▶ [What the exercise asks]:
Select, from the material below, each line with "CMYK" in it.

▶ [Lines of data]:
···

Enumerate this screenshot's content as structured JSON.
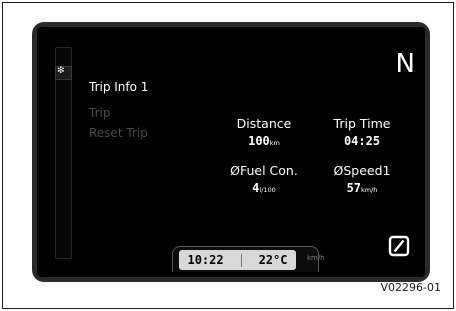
{
  "menu": {
    "active_item": "Trip Info 1",
    "items": [
      "Trip",
      "Reset Trip"
    ],
    "mode_icon_glyph": "❇"
  },
  "gear": "N",
  "trip_stats": {
    "distance": {
      "label": "Distance",
      "value": "100",
      "unit": "km"
    },
    "trip_time": {
      "label": "Trip Time",
      "value": "04:25"
    },
    "fuel_consumption": {
      "label": "ØFuel Con.",
      "value": "4",
      "unit": "l/100"
    },
    "average_speed": {
      "label": "ØSpeed1",
      "value": "57",
      "unit": "km/h"
    }
  },
  "status_bar": {
    "clock": "10:22",
    "temperature": "22°C",
    "speed_unit": "km/h"
  },
  "icons": {
    "mode": "trip-computer-icon",
    "reset": "zero-reset-icon"
  },
  "figure_code": "V02296-01"
}
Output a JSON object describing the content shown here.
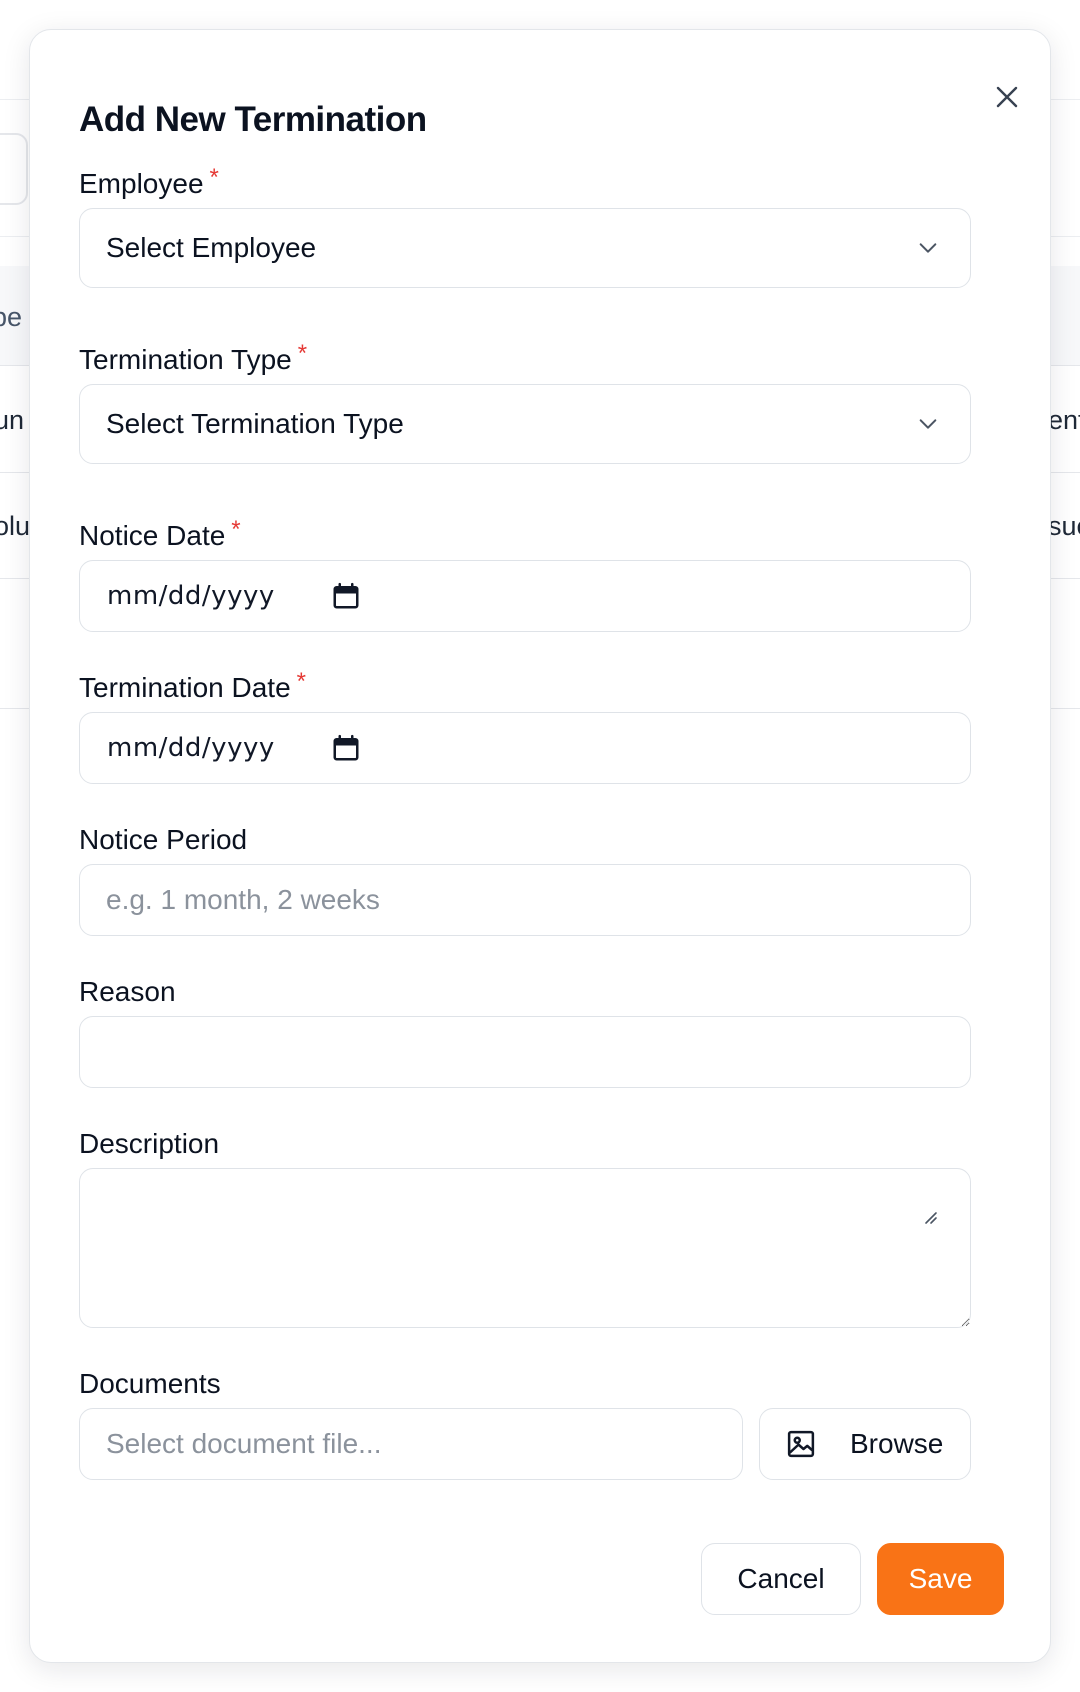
{
  "background": {
    "table_header_fragment": "pe",
    "row1_left_fragment": "un",
    "row1_right_fragment": "ent",
    "row2_left_fragment": "olu",
    "row2_right_fragment": "sue"
  },
  "modal": {
    "title": "Add New Termination",
    "close_icon": "close-icon",
    "required_marker": "*",
    "fields": {
      "employee": {
        "label": "Employee",
        "value": "Select Employee"
      },
      "termination_type": {
        "label": "Termination Type",
        "value": "Select Termination Type"
      },
      "notice_date": {
        "label": "Notice Date",
        "placeholder": "mm/dd/yyyy"
      },
      "termination_date": {
        "label": "Termination Date",
        "placeholder": "mm/dd/yyyy"
      },
      "notice_period": {
        "label": "Notice Period",
        "placeholder": "e.g. 1 month, 2 weeks",
        "value": ""
      },
      "reason": {
        "label": "Reason",
        "value": ""
      },
      "description": {
        "label": "Description",
        "value": ""
      },
      "documents": {
        "label": "Documents",
        "placeholder": "Select document file...",
        "browse_label": "Browse",
        "browse_icon": "image-icon"
      }
    },
    "actions": {
      "cancel_label": "Cancel",
      "save_label": "Save"
    },
    "colors": {
      "accent": "#f97316",
      "required": "#e53935",
      "border": "#dfe3e8"
    }
  }
}
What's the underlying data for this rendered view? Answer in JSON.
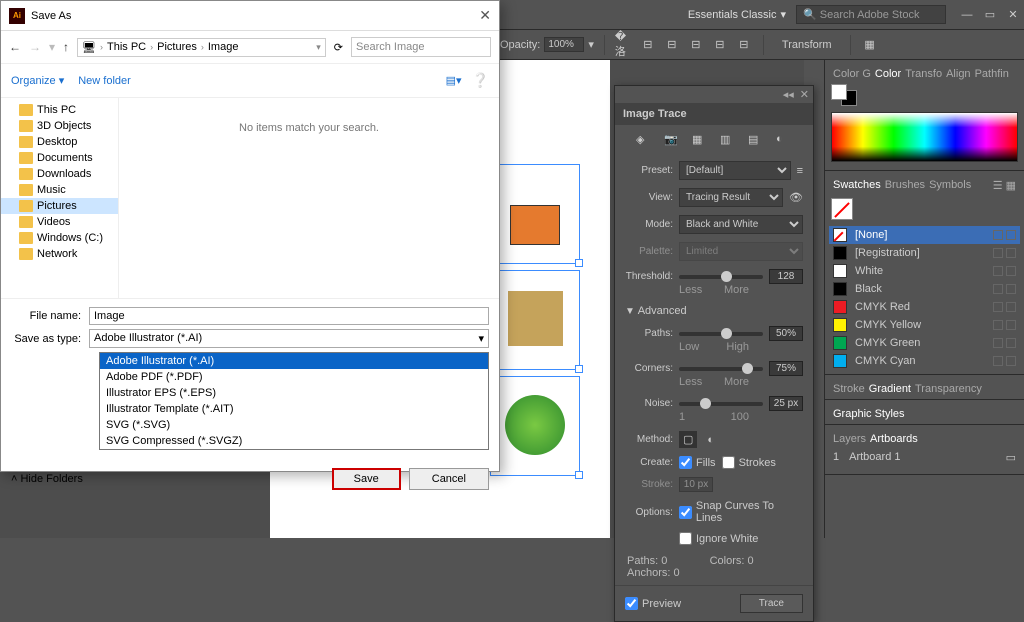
{
  "app": {
    "workspace": "Essentials Classic",
    "search_placeholder": "Search Adobe Stock"
  },
  "control": {
    "opacity_label": "Opacity:",
    "opacity_value": "100%",
    "transform": "Transform"
  },
  "save_dialog": {
    "title": "Save As",
    "breadcrumb": [
      "This PC",
      "Pictures",
      "Image"
    ],
    "search_placeholder": "Search Image",
    "organize": "Organize",
    "new_folder": "New folder",
    "tree": [
      {
        "label": "This PC"
      },
      {
        "label": "3D Objects"
      },
      {
        "label": "Desktop"
      },
      {
        "label": "Documents"
      },
      {
        "label": "Downloads"
      },
      {
        "label": "Music"
      },
      {
        "label": "Pictures",
        "selected": true
      },
      {
        "label": "Videos"
      },
      {
        "label": "Windows (C:)"
      },
      {
        "label": "Network"
      }
    ],
    "empty_message": "No items match your search.",
    "filename_label": "File name:",
    "filename_value": "Image",
    "savetype_label": "Save as type:",
    "savetype_value": "Adobe Illustrator (*.AI)",
    "type_options": [
      "Adobe Illustrator (*.AI)",
      "Adobe PDF (*.PDF)",
      "Illustrator EPS (*.EPS)",
      "Illustrator Template (*.AIT)",
      "SVG (*.SVG)",
      "SVG Compressed (*.SVGZ)"
    ],
    "hide_folders": "Hide Folders",
    "save": "Save",
    "cancel": "Cancel"
  },
  "trace": {
    "title": "Image Trace",
    "preset_label": "Preset:",
    "preset_value": "[Default]",
    "view_label": "View:",
    "view_value": "Tracing Result",
    "mode_label": "Mode:",
    "mode_value": "Black and White",
    "palette_label": "Palette:",
    "palette_value": "Limited",
    "threshold_label": "Threshold:",
    "threshold_value": "128",
    "less": "Less",
    "more": "More",
    "advanced": "Advanced",
    "paths_label": "Paths:",
    "paths_value": "50%",
    "low": "Low",
    "high": "High",
    "corners_label": "Corners:",
    "corners_value": "75%",
    "noise_label": "Noise:",
    "noise_value": "25 px",
    "min1": "1",
    "max100": "100",
    "method_label": "Method:",
    "create_label": "Create:",
    "fills": "Fills",
    "strokes": "Strokes",
    "stroke_label": "Stroke:",
    "stroke_value": "10 px",
    "options_label": "Options:",
    "snap": "Snap Curves To Lines",
    "ignore": "Ignore White",
    "paths_info": "Paths:",
    "paths_count": "0",
    "colors_info": "Colors:",
    "colors_count": "0",
    "anchors_info": "Anchors:",
    "anchors_count": "0",
    "preview": "Preview",
    "trace_btn": "Trace"
  },
  "panels": {
    "color_tabs": [
      "Color G",
      "Color",
      "Transfo",
      "Align",
      "Pathfin"
    ],
    "swatch_tabs": [
      "Swatches",
      "Brushes",
      "Symbols"
    ],
    "swatches": [
      {
        "name": "[None]",
        "color": "none",
        "selected": true
      },
      {
        "name": "[Registration]",
        "color": "#000"
      },
      {
        "name": "White",
        "color": "#fff"
      },
      {
        "name": "Black",
        "color": "#000"
      },
      {
        "name": "CMYK Red",
        "color": "#ed1c24"
      },
      {
        "name": "CMYK Yellow",
        "color": "#fff200"
      },
      {
        "name": "CMYK Green",
        "color": "#00a651"
      },
      {
        "name": "CMYK Cyan",
        "color": "#00aeef"
      }
    ],
    "grad_tabs": [
      "Stroke",
      "Gradient",
      "Transparency"
    ],
    "styles_tab": "Graphic Styles",
    "layer_tabs": [
      "Layers",
      "Artboards"
    ],
    "artboard_num": "1",
    "artboard_name": "Artboard 1"
  }
}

···

▶ [The answer]:
        "name": "CMYK Red",
        "name": "CMYK Yellow",
        "name": "CMYK Green",
        "name": "CMYK Cyan",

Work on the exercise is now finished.